Part of a data file:
━━━━━━━━

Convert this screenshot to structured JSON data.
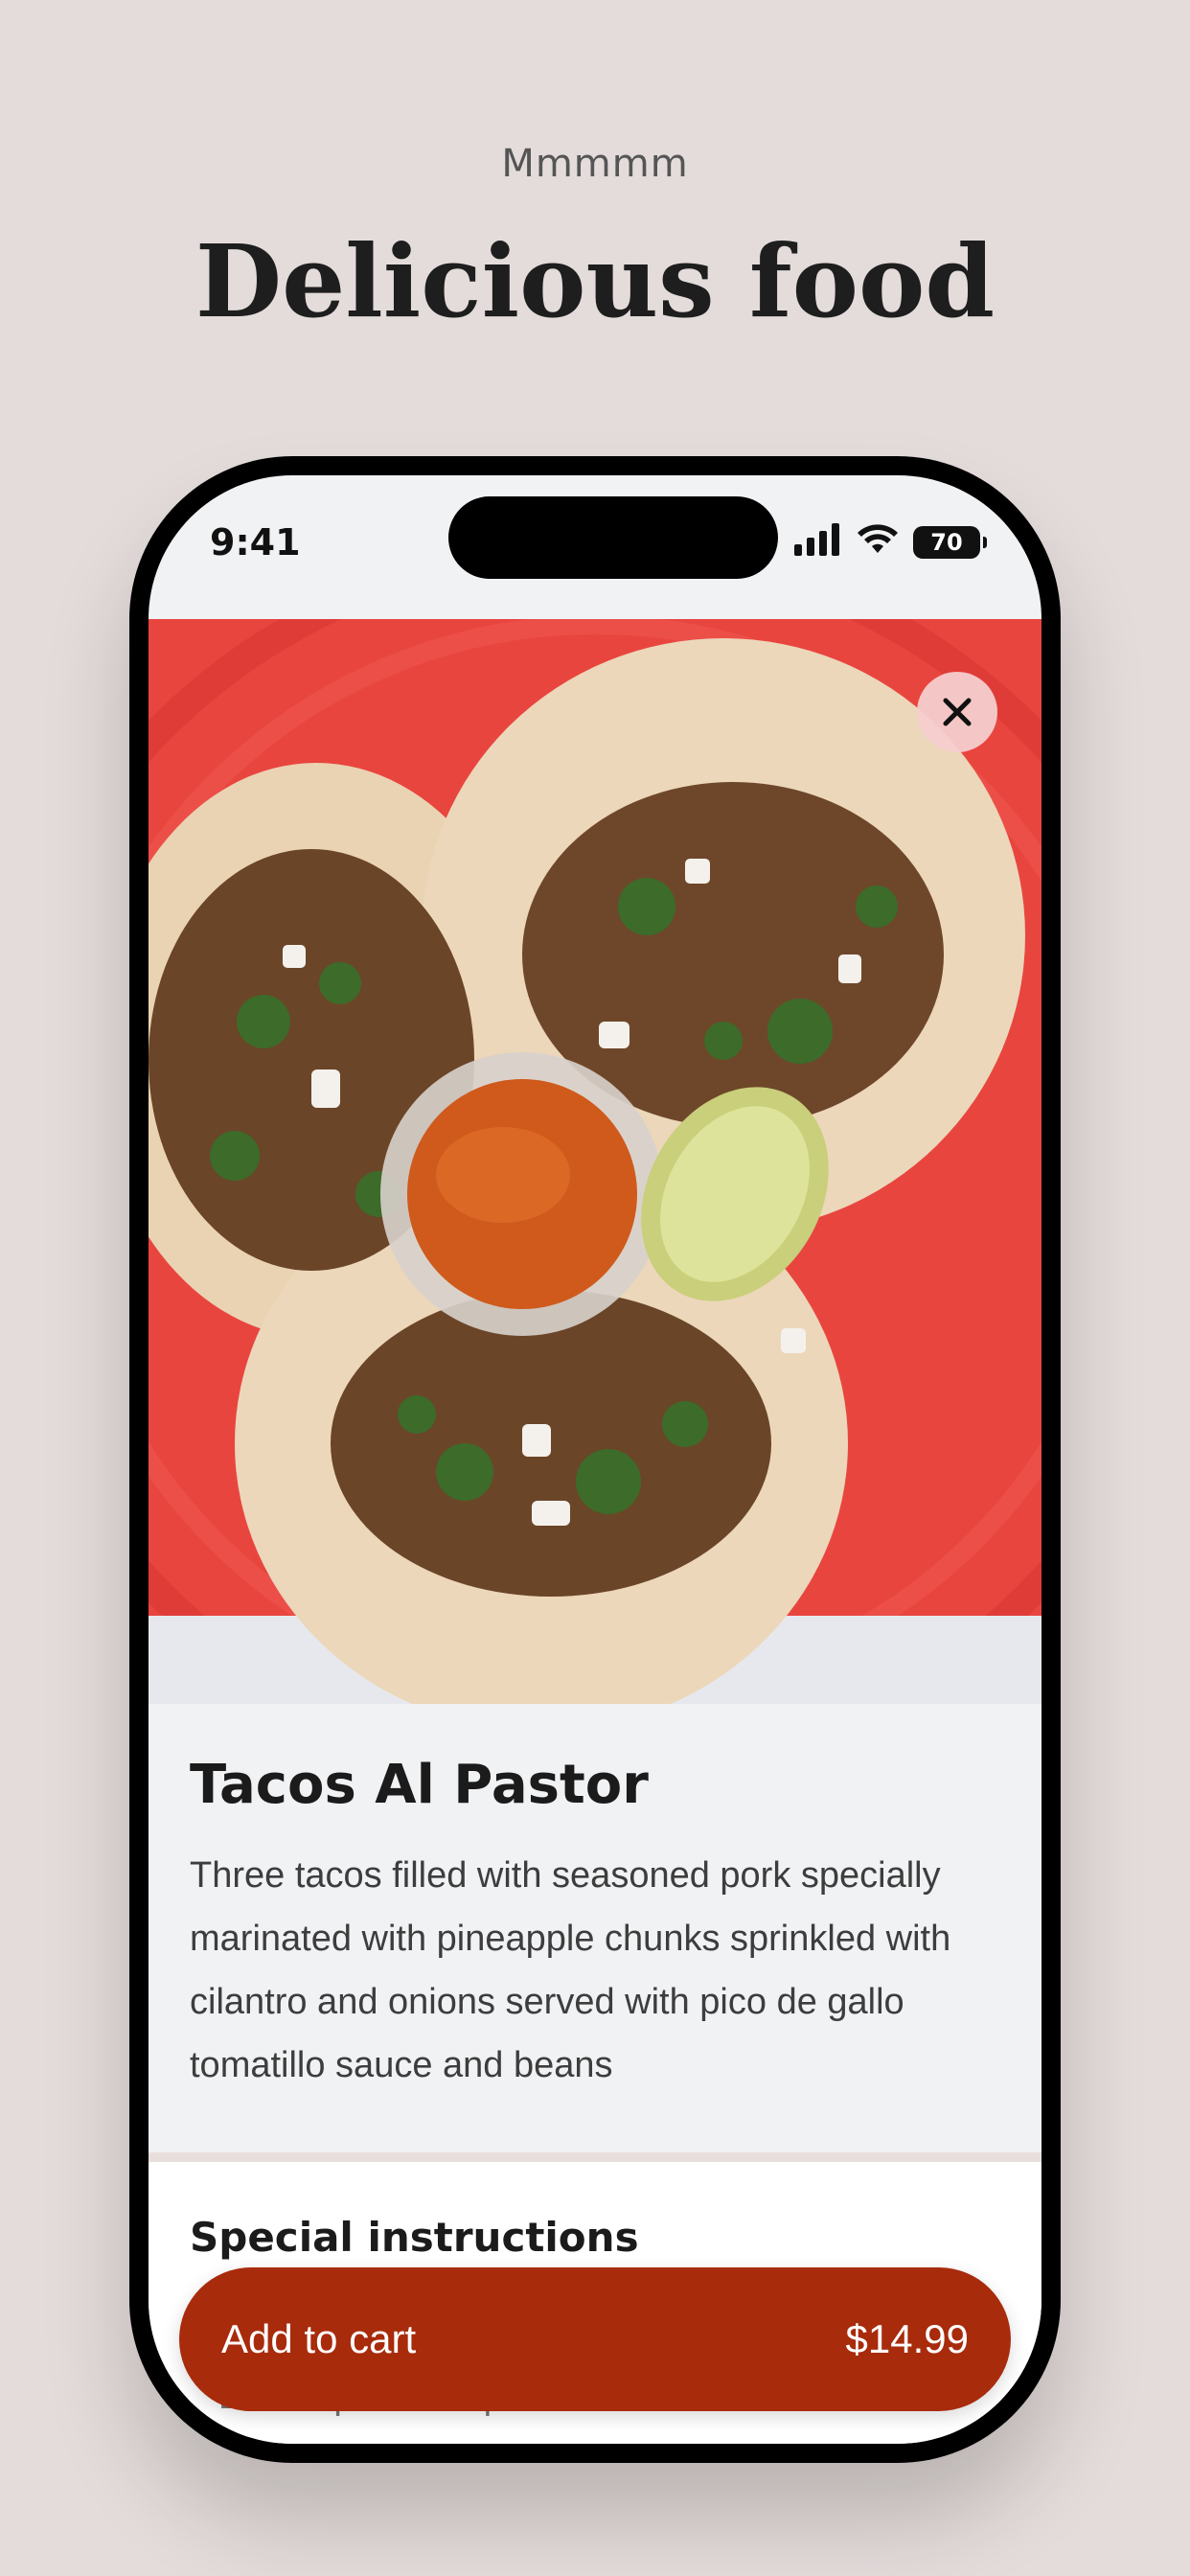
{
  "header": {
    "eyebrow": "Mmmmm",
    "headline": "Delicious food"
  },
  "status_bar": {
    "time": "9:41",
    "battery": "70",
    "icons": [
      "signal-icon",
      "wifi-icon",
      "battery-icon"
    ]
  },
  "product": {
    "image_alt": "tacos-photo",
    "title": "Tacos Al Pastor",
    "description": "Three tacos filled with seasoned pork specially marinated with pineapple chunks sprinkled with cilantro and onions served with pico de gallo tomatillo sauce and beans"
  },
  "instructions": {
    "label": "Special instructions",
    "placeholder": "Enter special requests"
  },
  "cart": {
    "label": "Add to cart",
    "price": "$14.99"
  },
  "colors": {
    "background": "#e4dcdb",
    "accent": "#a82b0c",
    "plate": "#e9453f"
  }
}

━━━━━━━━

Request: Do not include images; quote all of the entries above exactly.

Answer for this exercise:
Convert this screenshot to structured JSON data.
{
  "header": {
    "eyebrow": "Mmmmm",
    "headline": "Delicious food"
  },
  "status_bar": {
    "time": "9:41",
    "battery": "70",
    "icons": [
      "signal-icon",
      "wifi-icon",
      "battery-icon"
    ]
  },
  "product": {
    "image_alt": "tacos-photo",
    "title": "Tacos Al Pastor",
    "description": "Three tacos filled with seasoned pork specially marinated with pineapple chunks sprinkled with cilantro and onions served with pico de gallo tomatillo sauce and beans"
  },
  "instructions": {
    "label": "Special instructions",
    "placeholder": "Enter special requests"
  },
  "cart": {
    "label": "Add to cart",
    "price": "$14.99"
  },
  "colors": {
    "background": "#e4dcdb",
    "accent": "#a82b0c",
    "plate": "#e9453f"
  }
}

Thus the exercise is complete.